| Given task |
List all lines in the material below that contain "this".

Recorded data
--------------------

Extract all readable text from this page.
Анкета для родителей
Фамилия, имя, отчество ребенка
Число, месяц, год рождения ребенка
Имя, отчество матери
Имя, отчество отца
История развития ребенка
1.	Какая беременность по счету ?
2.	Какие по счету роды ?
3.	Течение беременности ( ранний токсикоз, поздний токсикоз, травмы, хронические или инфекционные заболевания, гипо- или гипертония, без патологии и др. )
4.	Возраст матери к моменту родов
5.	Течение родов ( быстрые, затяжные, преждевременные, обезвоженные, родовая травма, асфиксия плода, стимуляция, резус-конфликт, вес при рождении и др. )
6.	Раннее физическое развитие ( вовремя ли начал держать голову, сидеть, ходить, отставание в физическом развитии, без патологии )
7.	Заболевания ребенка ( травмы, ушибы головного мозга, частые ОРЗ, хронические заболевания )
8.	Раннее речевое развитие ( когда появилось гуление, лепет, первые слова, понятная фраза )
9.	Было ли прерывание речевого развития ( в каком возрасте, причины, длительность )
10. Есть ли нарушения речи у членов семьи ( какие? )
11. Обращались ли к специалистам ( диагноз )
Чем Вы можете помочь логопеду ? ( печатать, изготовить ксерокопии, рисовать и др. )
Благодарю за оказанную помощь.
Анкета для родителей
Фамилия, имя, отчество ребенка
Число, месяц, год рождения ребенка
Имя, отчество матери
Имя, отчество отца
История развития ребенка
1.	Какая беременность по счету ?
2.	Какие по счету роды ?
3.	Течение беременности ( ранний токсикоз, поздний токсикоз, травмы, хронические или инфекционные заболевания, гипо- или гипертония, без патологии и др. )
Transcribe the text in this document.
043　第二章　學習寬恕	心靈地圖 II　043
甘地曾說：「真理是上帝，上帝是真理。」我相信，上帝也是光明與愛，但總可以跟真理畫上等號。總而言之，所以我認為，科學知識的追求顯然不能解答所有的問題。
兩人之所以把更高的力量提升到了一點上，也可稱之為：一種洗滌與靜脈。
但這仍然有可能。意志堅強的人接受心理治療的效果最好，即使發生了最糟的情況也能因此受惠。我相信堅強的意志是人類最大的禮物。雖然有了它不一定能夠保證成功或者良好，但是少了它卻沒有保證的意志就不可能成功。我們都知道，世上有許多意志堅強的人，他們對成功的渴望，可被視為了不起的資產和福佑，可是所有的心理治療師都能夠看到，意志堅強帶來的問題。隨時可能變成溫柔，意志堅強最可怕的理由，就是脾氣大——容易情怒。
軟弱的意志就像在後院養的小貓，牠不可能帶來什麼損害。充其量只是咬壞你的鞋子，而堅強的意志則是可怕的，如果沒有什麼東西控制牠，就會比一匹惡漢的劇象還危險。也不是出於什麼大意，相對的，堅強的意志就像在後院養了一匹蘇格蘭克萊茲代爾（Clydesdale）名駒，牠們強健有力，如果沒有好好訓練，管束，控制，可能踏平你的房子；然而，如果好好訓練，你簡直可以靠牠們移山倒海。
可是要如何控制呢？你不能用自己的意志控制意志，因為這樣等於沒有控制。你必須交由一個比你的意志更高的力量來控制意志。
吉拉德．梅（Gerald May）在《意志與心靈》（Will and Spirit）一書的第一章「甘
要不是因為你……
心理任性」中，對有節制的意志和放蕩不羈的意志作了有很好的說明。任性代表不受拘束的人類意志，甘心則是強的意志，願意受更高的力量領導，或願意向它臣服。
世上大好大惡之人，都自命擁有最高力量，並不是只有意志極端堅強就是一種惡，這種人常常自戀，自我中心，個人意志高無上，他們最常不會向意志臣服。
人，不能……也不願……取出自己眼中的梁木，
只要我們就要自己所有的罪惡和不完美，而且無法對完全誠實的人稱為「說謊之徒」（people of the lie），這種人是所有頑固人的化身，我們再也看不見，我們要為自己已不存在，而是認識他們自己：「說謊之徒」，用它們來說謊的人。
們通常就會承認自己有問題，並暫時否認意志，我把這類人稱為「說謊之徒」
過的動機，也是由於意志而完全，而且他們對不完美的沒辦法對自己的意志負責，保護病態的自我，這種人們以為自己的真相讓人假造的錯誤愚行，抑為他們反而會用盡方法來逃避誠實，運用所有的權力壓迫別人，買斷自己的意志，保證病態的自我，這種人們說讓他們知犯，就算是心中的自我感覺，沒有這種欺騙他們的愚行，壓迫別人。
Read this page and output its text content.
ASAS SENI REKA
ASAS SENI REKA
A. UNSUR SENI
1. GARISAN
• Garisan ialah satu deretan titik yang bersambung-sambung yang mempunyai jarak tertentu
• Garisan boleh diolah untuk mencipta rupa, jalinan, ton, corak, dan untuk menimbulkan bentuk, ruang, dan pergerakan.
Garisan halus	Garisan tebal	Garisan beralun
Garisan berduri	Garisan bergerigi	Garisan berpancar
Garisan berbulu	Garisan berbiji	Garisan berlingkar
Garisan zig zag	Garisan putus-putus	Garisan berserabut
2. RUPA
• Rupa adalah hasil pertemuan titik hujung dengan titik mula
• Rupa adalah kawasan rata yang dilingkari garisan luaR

--------------------

| Completed exercise |
Extract all readable text from this page.
Transcribe the text in this document.
Read this page and output its text content.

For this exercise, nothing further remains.